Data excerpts

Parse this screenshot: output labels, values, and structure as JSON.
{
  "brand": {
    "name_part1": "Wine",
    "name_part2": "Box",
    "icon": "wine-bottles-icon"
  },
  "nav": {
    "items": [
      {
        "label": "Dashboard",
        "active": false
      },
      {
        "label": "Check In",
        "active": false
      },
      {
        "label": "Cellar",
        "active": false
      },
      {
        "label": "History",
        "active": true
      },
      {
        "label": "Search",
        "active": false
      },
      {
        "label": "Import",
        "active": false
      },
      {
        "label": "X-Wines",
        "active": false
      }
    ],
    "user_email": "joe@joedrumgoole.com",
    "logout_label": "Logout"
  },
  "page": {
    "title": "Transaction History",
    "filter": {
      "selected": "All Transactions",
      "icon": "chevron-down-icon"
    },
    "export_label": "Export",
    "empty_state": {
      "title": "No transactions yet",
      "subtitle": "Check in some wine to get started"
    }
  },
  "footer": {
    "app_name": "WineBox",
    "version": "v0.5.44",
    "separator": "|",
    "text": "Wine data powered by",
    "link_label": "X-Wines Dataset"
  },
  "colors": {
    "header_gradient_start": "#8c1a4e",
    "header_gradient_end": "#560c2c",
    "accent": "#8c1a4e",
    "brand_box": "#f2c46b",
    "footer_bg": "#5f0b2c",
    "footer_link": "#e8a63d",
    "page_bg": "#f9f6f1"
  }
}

### Goal of the exercise
Above are the records; copy all of them exactly.

### Final result
Parse this screenshot: output labels, values, and structure as JSON.
{
  "brand": {
    "name_part1": "Wine",
    "name_part2": "Box",
    "icon": "wine-bottles-icon"
  },
  "nav": {
    "items": [
      {
        "label": "Dashboard",
        "active": false
      },
      {
        "label": "Check In",
        "active": false
      },
      {
        "label": "Cellar",
        "active": false
      },
      {
        "label": "History",
        "active": true
      },
      {
        "label": "Search",
        "active": false
      },
      {
        "label": "Import",
        "active": false
      },
      {
        "label": "X-Wines",
        "active": false
      }
    ],
    "user_email": "joe@joedrumgoole.com",
    "logout_label": "Logout"
  },
  "page": {
    "title": "Transaction History",
    "filter": {
      "selected": "All Transactions",
      "icon": "chevron-down-icon"
    },
    "export_label": "Export",
    "empty_state": {
      "title": "No transactions yet",
      "subtitle": "Check in some wine to get started"
    }
  },
  "footer": {
    "app_name": "WineBox",
    "version": "v0.5.44",
    "separator": "|",
    "text": "Wine data powered by",
    "link_label": "X-Wines Dataset"
  },
  "colors": {
    "header_gradient_start": "#8c1a4e",
    "header_gradient_end": "#560c2c",
    "accent": "#8c1a4e",
    "brand_box": "#f2c46b",
    "footer_bg": "#5f0b2c",
    "footer_link": "#e8a63d",
    "page_bg": "#f9f6f1"
  }
}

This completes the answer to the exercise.